╭─ Data entries
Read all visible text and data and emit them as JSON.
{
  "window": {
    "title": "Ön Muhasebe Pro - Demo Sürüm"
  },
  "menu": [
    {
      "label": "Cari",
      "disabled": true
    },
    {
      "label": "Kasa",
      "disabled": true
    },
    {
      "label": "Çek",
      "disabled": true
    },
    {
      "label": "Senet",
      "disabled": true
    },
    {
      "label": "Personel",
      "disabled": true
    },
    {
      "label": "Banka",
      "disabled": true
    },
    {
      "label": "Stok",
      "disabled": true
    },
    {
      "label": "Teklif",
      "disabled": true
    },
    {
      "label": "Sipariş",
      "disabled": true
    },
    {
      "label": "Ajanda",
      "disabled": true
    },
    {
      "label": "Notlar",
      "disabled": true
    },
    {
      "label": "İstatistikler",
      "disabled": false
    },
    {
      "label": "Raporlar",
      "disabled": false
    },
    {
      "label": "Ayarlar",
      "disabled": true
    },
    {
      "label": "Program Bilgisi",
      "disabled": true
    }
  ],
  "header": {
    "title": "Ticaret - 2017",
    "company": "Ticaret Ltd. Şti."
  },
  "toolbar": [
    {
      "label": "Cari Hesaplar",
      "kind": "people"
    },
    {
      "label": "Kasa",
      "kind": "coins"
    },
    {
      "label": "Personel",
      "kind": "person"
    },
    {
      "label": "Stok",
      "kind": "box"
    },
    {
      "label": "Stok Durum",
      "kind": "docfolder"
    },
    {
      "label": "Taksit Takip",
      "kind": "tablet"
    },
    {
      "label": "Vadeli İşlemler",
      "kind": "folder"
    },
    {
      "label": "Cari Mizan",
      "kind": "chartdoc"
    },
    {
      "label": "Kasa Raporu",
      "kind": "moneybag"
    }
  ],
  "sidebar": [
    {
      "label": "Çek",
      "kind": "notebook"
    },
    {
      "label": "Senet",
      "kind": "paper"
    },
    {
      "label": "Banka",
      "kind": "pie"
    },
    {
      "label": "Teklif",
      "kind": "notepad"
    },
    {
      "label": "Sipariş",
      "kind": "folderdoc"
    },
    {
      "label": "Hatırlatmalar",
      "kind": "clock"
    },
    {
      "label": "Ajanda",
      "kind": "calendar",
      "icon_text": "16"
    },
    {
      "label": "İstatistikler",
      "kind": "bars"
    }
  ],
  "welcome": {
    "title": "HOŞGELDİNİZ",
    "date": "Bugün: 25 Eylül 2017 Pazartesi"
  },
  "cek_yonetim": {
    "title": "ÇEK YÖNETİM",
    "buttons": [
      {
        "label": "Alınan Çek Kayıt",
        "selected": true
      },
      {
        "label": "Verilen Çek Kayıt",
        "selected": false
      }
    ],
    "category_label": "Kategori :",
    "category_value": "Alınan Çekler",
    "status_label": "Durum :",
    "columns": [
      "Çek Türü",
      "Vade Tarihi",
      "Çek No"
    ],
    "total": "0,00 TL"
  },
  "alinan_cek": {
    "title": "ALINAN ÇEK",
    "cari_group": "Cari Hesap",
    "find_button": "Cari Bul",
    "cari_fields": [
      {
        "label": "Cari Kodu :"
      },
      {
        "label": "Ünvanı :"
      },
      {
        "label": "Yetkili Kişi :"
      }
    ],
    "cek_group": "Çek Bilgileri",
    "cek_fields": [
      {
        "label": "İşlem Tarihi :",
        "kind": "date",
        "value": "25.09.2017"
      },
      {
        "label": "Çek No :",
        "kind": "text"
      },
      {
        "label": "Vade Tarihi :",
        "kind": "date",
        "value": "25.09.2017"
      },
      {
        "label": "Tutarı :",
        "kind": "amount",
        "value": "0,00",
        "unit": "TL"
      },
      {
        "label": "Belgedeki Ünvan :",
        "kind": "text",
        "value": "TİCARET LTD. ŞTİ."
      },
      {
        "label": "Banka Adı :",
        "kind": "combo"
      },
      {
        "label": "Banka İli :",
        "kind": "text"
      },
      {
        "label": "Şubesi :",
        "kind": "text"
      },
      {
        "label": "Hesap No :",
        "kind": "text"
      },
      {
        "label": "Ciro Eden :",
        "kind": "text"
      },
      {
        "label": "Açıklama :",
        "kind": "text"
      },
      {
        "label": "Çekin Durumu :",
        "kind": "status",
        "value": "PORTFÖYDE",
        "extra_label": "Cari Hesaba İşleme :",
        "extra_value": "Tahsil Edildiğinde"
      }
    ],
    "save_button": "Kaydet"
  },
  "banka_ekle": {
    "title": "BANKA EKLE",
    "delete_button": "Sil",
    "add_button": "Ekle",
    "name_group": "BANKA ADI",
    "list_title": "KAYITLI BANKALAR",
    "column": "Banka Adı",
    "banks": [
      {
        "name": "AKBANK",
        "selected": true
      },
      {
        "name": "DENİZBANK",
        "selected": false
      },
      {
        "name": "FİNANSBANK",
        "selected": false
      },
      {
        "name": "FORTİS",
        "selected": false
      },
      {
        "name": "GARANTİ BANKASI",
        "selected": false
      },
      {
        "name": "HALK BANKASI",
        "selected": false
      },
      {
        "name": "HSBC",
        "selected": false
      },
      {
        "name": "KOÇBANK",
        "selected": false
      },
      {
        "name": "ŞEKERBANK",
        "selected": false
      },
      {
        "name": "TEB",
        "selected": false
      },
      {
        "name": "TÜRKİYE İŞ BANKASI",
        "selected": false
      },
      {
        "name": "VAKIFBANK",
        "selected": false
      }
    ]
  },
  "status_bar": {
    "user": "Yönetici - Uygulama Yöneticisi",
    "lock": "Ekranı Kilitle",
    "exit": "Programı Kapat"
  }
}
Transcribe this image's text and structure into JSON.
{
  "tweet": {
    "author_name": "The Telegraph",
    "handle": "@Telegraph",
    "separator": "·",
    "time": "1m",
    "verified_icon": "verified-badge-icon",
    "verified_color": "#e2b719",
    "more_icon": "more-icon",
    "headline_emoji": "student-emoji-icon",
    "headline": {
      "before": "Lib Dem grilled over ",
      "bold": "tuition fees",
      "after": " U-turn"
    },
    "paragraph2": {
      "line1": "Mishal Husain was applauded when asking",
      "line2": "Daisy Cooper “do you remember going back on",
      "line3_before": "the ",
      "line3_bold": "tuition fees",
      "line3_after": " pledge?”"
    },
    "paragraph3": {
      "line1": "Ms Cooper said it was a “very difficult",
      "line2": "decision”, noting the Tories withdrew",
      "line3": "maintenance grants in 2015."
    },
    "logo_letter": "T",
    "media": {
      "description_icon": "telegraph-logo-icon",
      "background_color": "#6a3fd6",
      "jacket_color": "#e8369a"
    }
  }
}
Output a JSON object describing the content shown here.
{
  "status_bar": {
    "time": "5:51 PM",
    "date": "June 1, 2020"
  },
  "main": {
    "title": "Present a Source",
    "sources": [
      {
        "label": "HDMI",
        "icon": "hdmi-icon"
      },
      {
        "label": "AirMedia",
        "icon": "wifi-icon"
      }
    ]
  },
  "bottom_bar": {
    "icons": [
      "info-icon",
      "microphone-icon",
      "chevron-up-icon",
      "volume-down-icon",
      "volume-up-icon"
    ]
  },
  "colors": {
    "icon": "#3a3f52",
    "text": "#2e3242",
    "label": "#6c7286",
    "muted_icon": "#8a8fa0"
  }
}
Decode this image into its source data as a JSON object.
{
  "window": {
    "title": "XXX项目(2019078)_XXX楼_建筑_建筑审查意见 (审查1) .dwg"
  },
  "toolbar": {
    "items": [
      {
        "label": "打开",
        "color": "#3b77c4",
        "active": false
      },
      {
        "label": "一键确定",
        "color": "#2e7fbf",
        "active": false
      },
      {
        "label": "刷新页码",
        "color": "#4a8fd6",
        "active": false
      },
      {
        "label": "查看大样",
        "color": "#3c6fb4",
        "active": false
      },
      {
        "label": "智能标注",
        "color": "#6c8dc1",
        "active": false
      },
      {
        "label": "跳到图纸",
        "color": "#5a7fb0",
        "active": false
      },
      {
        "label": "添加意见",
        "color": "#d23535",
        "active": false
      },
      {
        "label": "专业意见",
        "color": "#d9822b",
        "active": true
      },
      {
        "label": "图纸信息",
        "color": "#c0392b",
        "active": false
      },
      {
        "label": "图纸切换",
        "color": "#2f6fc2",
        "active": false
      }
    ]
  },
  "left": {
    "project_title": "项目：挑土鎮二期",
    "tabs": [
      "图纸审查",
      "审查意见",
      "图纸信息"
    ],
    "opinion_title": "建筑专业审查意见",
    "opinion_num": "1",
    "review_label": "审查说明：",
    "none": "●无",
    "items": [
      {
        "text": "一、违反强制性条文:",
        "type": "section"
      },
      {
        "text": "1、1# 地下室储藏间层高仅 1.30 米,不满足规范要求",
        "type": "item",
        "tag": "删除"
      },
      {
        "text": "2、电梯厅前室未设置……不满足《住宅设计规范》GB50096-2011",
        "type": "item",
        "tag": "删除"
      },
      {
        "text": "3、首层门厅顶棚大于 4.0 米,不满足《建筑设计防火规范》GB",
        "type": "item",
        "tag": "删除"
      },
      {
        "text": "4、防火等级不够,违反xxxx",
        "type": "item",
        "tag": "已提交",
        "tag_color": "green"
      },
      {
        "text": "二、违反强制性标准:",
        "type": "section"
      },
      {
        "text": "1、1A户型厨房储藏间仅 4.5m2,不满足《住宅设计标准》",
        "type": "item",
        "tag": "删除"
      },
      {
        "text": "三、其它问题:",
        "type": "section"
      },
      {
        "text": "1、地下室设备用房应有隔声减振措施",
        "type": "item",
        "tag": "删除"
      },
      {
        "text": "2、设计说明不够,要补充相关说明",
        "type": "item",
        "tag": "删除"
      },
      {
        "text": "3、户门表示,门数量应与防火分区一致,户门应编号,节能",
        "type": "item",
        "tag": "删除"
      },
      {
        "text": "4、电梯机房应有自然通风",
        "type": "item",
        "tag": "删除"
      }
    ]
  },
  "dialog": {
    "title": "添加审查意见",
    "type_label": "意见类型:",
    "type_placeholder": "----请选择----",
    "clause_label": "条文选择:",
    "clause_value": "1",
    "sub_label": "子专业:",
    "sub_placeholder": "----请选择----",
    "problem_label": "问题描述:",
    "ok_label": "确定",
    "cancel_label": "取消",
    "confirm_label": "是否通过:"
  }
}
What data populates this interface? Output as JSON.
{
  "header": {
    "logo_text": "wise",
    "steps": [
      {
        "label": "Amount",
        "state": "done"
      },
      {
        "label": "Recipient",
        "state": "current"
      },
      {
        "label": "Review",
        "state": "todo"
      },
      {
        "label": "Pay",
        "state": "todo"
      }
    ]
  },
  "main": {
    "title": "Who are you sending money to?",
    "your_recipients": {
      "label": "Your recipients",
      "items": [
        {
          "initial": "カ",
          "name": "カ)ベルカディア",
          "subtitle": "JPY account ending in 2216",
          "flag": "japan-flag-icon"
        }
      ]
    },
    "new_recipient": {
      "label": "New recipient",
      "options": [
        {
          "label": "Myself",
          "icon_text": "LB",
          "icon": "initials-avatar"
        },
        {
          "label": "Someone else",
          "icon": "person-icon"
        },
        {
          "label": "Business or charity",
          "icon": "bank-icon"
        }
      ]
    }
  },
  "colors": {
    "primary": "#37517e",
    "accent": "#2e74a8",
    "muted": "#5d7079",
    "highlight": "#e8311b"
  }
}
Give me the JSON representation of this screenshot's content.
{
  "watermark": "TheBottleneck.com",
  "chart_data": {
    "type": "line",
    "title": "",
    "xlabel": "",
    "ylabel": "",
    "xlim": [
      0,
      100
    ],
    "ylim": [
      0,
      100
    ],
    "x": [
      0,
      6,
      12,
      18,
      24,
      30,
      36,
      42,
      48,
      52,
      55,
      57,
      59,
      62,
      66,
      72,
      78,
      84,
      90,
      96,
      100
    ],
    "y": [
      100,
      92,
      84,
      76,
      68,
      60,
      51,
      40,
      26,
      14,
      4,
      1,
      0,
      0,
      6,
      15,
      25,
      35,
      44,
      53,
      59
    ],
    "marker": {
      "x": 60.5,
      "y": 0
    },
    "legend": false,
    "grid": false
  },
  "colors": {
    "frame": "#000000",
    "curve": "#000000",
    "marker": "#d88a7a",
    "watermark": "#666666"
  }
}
╰─
▶ **What you will do**: Gather each line in these records that contains the string "object".

▶ **Result of the exercise**:
Output a JSON object describing the content shown here.
Decode this image into its source data as a JSON object.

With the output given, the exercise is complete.